→ **Source data**
·····

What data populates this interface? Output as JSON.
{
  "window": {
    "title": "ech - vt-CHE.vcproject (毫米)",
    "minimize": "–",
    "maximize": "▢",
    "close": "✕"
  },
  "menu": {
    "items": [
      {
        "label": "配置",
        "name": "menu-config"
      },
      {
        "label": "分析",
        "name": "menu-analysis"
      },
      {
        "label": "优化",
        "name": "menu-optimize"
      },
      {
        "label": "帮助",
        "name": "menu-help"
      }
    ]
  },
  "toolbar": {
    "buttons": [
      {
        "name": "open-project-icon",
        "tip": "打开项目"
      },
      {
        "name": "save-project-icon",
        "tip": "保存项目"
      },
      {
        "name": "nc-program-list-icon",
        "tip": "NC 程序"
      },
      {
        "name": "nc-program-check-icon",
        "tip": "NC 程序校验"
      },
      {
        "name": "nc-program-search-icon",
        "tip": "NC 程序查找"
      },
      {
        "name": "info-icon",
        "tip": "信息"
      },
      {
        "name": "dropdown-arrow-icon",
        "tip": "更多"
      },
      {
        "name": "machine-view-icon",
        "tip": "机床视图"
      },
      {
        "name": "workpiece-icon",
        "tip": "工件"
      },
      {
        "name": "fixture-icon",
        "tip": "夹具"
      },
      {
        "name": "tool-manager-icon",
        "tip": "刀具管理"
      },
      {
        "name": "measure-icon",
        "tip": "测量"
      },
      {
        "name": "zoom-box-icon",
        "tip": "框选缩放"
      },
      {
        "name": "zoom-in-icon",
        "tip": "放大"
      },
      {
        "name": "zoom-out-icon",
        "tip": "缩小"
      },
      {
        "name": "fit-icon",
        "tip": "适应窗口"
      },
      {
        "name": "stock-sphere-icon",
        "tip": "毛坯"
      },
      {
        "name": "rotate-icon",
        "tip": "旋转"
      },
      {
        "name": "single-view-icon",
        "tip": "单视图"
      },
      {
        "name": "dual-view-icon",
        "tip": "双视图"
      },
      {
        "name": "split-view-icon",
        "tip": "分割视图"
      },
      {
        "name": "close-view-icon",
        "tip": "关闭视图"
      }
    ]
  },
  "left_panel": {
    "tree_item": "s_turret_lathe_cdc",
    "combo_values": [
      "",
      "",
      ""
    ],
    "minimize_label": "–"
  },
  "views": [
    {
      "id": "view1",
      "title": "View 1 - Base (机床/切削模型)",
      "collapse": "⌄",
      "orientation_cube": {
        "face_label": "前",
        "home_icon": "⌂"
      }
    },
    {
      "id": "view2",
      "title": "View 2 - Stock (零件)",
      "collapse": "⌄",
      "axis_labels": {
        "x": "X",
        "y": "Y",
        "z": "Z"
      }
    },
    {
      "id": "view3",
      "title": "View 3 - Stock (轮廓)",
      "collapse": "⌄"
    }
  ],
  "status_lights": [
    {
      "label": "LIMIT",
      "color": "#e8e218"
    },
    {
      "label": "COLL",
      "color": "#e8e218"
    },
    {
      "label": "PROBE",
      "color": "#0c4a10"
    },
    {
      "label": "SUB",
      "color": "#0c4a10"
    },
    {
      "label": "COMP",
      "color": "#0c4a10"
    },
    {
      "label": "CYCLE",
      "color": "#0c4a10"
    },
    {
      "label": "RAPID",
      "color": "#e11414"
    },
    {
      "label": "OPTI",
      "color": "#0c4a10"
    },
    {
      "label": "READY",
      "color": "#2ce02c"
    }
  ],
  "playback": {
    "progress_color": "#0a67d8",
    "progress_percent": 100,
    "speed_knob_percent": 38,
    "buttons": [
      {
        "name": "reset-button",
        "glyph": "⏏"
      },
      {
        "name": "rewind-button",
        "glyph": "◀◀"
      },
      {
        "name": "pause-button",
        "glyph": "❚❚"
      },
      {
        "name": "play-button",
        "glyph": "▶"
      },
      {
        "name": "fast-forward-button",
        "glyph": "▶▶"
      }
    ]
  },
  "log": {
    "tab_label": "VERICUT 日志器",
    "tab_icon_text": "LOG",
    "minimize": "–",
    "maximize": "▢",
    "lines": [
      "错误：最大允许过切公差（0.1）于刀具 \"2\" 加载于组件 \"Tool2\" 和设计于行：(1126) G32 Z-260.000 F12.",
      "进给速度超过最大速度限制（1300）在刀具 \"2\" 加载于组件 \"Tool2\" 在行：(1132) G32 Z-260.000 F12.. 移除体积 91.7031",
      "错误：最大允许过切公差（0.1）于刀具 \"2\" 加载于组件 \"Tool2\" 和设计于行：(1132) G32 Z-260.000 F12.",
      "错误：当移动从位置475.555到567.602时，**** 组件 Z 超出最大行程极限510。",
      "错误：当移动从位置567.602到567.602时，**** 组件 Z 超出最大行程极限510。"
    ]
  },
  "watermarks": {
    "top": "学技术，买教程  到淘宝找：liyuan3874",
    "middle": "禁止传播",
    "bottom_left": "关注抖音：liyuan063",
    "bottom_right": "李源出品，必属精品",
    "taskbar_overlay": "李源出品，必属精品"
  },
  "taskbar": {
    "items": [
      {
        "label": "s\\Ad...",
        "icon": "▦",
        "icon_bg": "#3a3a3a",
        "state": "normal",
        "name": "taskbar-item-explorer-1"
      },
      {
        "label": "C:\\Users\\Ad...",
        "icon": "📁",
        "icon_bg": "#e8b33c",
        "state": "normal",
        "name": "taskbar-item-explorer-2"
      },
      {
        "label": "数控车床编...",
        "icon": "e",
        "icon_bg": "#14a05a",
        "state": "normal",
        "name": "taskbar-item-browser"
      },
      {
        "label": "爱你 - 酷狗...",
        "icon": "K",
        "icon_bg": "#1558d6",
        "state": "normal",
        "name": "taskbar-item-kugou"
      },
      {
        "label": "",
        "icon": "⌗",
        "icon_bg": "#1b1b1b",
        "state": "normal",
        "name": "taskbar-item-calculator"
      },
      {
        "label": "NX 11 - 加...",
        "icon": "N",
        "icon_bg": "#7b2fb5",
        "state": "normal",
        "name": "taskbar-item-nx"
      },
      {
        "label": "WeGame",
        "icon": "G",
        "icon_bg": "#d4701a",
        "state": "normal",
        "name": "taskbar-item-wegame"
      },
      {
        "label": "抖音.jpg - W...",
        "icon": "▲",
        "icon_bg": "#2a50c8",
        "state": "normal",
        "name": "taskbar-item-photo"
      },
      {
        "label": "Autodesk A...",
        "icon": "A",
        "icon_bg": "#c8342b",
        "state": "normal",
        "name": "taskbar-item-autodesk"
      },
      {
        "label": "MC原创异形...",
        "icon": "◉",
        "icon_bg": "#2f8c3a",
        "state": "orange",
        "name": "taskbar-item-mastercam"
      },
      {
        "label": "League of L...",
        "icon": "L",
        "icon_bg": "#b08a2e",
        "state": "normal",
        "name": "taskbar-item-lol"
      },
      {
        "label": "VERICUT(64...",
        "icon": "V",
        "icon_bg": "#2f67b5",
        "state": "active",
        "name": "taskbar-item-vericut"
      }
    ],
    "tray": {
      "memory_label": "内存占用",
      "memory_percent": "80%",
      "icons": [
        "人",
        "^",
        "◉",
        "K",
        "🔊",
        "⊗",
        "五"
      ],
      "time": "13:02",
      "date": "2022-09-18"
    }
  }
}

·····

→ **Challenge**
Hand back the material above in full, exactly as written.

→ **Task output**
What data populates this interface? Output as JSON.
{
  "window": {
    "title": "ech - vt-CHE.vcproject (毫米)",
    "minimize": "–",
    "maximize": "▢",
    "close": "✕"
  },
  "menu": {
    "items": [
      {
        "label": "配置",
        "name": "menu-config"
      },
      {
        "label": "分析",
        "name": "menu-analysis"
      },
      {
        "label": "优化",
        "name": "menu-optimize"
      },
      {
        "label": "帮助",
        "name": "menu-help"
      }
    ]
  },
  "toolbar": {
    "buttons": [
      {
        "name": "open-project-icon",
        "tip": "打开项目"
      },
      {
        "name": "save-project-icon",
        "tip": "保存项目"
      },
      {
        "name": "nc-program-list-icon",
        "tip": "NC 程序"
      },
      {
        "name": "nc-program-check-icon",
        "tip": "NC 程序校验"
      },
      {
        "name": "nc-program-search-icon",
        "tip": "NC 程序查找"
      },
      {
        "name": "info-icon",
        "tip": "信息"
      },
      {
        "name": "dropdown-arrow-icon",
        "tip": "更多"
      },
      {
        "name": "machine-view-icon",
        "tip": "机床视图"
      },
      {
        "name": "workpiece-icon",
        "tip": "工件"
      },
      {
        "name": "fixture-icon",
        "tip": "夹具"
      },
      {
        "name": "tool-manager-icon",
        "tip": "刀具管理"
      },
      {
        "name": "measure-icon",
        "tip": "测量"
      },
      {
        "name": "zoom-box-icon",
        "tip": "框选缩放"
      },
      {
        "name": "zoom-in-icon",
        "tip": "放大"
      },
      {
        "name": "zoom-out-icon",
        "tip": "缩小"
      },
      {
        "name": "fit-icon",
        "tip": "适应窗口"
      },
      {
        "name": "stock-sphere-icon",
        "tip": "毛坯"
      },
      {
        "name": "rotate-icon",
        "tip": "旋转"
      },
      {
        "name": "single-view-icon",
        "tip": "单视图"
      },
      {
        "name": "dual-view-icon",
        "tip": "双视图"
      },
      {
        "name": "split-view-icon",
        "tip": "分割视图"
      },
      {
        "name": "close-view-icon",
        "tip": "关闭视图"
      }
    ]
  },
  "left_panel": {
    "tree_item": "s_turret_lathe_cdc",
    "combo_values": [
      "",
      "",
      ""
    ],
    "minimize_label": "–"
  },
  "views": [
    {
      "id": "view1",
      "title": "View 1 - Base (机床/切削模型)",
      "collapse": "⌄",
      "orientation_cube": {
        "face_label": "前",
        "home_icon": "⌂"
      }
    },
    {
      "id": "view2",
      "title": "View 2 - Stock (零件)",
      "collapse": "⌄",
      "axis_labels": {
        "x": "X",
        "y": "Y",
        "z": "Z"
      }
    },
    {
      "id": "view3",
      "title": "View 3 - Stock (轮廓)",
      "collapse": "⌄"
    }
  ],
  "status_lights": [
    {
      "label": "LIMIT",
      "color": "#e8e218"
    },
    {
      "label": "COLL",
      "color": "#e8e218"
    },
    {
      "label": "PROBE",
      "color": "#0c4a10"
    },
    {
      "label": "SUB",
      "color": "#0c4a10"
    },
    {
      "label": "COMP",
      "color": "#0c4a10"
    },
    {
      "label": "CYCLE",
      "color": "#0c4a10"
    },
    {
      "label": "RAPID",
      "color": "#e11414"
    },
    {
      "label": "OPTI",
      "color": "#0c4a10"
    },
    {
      "label": "READY",
      "color": "#2ce02c"
    }
  ],
  "playback": {
    "progress_color": "#0a67d8",
    "progress_percent": 100,
    "speed_knob_percent": 38,
    "buttons": [
      {
        "name": "reset-button",
        "glyph": "⏏"
      },
      {
        "name": "rewind-button",
        "glyph": "◀◀"
      },
      {
        "name": "pause-button",
        "glyph": "❚❚"
      },
      {
        "name": "play-button",
        "glyph": "▶"
      },
      {
        "name": "fast-forward-button",
        "glyph": "▶▶"
      }
    ]
  },
  "log": {
    "tab_label": "VERICUT 日志器",
    "tab_icon_text": "LOG",
    "minimize": "–",
    "maximize": "▢",
    "lines": [
      "错误：最大允许过切公差（0.1）于刀具 \"2\" 加载于组件 \"Tool2\" 和设计于行：(1126) G32 Z-260.000 F12.",
      "进给速度超过最大速度限制（1300）在刀具 \"2\" 加载于组件 \"Tool2\" 在行：(1132) G32 Z-260.000 F12.. 移除体积 91.7031",
      "错误：最大允许过切公差（0.1）于刀具 \"2\" 加载于组件 \"Tool2\" 和设计于行：(1132) G32 Z-260.000 F12.",
      "错误：当移动从位置475.555到567.602时，**** 组件 Z 超出最大行程极限510。",
      "错误：当移动从位置567.602到567.602时，**** 组件 Z 超出最大行程极限510。"
    ]
  },
  "watermarks": {
    "top": "学技术，买教程  到淘宝找：liyuan3874",
    "middle": "禁止传播",
    "bottom_left": "关注抖音：liyuan063",
    "bottom_right": "李源出品，必属精品",
    "taskbar_overlay": "李源出品，必属精品"
  },
  "taskbar": {
    "items": [
      {
        "label": "s\\Ad...",
        "icon": "▦",
        "icon_bg": "#3a3a3a",
        "state": "normal",
        "name": "taskbar-item-explorer-1"
      },
      {
        "label": "C:\\Users\\Ad...",
        "icon": "📁",
        "icon_bg": "#e8b33c",
        "state": "normal",
        "name": "taskbar-item-explorer-2"
      },
      {
        "label": "数控车床编...",
        "icon": "e",
        "icon_bg": "#14a05a",
        "state": "normal",
        "name": "taskbar-item-browser"
      },
      {
        "label": "爱你 - 酷狗...",
        "icon": "K",
        "icon_bg": "#1558d6",
        "state": "normal",
        "name": "taskbar-item-kugou"
      },
      {
        "label": "",
        "icon": "⌗",
        "icon_bg": "#1b1b1b",
        "state": "normal",
        "name": "taskbar-item-calculator"
      },
      {
        "label": "NX 11 - 加...",
        "icon": "N",
        "icon_bg": "#7b2fb5",
        "state": "normal",
        "name": "taskbar-item-nx"
      },
      {
        "label": "WeGame",
        "icon": "G",
        "icon_bg": "#d4701a",
        "state": "normal",
        "name": "taskbar-item-wegame"
      },
      {
        "label": "抖音.jpg - W...",
        "icon": "▲",
        "icon_bg": "#2a50c8",
        "state": "normal",
        "name": "taskbar-item-photo"
      },
      {
        "label": "Autodesk A...",
        "icon": "A",
        "icon_bg": "#c8342b",
        "state": "normal",
        "name": "taskbar-item-autodesk"
      },
      {
        "label": "MC原创异形...",
        "icon": "◉",
        "icon_bg": "#2f8c3a",
        "state": "orange",
        "name": "taskbar-item-mastercam"
      },
      {
        "label": "League of L...",
        "icon": "L",
        "icon_bg": "#b08a2e",
        "state": "normal",
        "name": "taskbar-item-lol"
      },
      {
        "label": "VERICUT(64...",
        "icon": "V",
        "icon_bg": "#2f67b5",
        "state": "active",
        "name": "taskbar-item-vericut"
      }
    ],
    "tray": {
      "memory_label": "内存占用",
      "memory_percent": "80%",
      "icons": [
        "人",
        "^",
        "◉",
        "K",
        "🔊",
        "⊗",
        "五"
      ],
      "time": "13:02",
      "date": "2022-09-18"
    }
  }
}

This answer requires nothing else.